— TASK DIRECTIONS —
Print all records exactly, leaving nothing out.

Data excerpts
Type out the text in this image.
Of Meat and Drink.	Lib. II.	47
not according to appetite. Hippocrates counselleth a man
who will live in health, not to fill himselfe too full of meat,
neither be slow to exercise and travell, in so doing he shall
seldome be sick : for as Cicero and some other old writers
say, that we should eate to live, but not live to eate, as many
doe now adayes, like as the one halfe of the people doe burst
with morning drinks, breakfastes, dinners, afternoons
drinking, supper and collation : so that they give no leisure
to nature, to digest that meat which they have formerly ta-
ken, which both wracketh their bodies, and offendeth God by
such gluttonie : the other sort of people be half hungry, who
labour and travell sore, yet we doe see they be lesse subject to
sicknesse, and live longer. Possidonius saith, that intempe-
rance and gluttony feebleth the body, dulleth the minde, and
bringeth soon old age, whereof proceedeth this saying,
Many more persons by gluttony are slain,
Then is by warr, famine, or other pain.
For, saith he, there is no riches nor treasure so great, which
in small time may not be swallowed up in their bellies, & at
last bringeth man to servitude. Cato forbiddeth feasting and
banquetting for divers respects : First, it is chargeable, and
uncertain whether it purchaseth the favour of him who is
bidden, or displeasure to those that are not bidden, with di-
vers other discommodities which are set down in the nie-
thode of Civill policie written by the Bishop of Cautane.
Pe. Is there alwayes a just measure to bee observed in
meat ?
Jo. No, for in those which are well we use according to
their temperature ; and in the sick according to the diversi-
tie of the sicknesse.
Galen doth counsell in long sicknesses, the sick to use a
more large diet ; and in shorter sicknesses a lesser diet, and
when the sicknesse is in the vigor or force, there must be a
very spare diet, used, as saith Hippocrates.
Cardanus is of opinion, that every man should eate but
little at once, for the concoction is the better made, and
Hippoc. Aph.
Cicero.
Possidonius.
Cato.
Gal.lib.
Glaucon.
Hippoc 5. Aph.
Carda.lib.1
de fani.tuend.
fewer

— FINAL RESULT —
Type out the text in this image.
Of Meat and Drink.	Lib. II.	47
not according to appetite. Hippocrates counselleth a man
who will live in health, not to fill himselfe too full of meat,
neither be slow to exercise and travell, in so doing he shall
seldome be sick : for as Cicero and some other old writers
say, that we should eate to live, but not live to eate, as many
doe now adayes, like as the one halfe of the people doe burst
with morning drinks, breakfastes, dinners, afternoons
drinking, supper and collation : so that they give no leisure
to nature, to digest that meat which they have formerly ta-
ken, which both wracketh their bodies, and offendeth God by
such gluttonie : the other sort of people be half hungry, who
labour and travell sore, yet we doe see they be lesse subject to
sicknesse, and live longer. Possidonius saith, that intempe-
rance and gluttony feebleth the body, dulleth the minde, and
bringeth soon old age, whereof proceedeth this saying,
Many more persons by gluttony are slain,
Then is by warr, famine, or other pain.
For, saith he, there is no riches nor treasure so great, which
in small time may not be swallowed up in their bellies, & at
last bringeth man to servitude. Cato forbiddeth feasting and
banquetting for divers respects : First, it is chargeable, and
uncertain whether it purchaseth the favour of him who is
bidden, or displeasure to those that are not bidden, with di-
vers other discommodities which are set down in the nie-
thode of Civill policie written by the Bishop of Cautane.
Pe. Is there alwayes a just measure to bee observed in
meat ?
Jo. No, for in those which are well we use according to
their temperature ; and in the sick according to the diversi-
tie of the sicknesse.
Galen doth counsell in long sicknesses, the sick to use a
more large diet ; and in shorter sicknesses a lesser diet, and
when the sicknesse is in the vigor or force, there must be a
very spare diet, used, as saith Hippocrates.
Cardanus is of opinion, that every man should eate but
little at once, for the concoction is the better made, and
Hippoc. Aph.
Cicero.
Possidonius.
Cato.
Gal.lib.
Glaucon.
Hippoc 5. Aph.
Carda.lib.1
de fani.tuend.
fewer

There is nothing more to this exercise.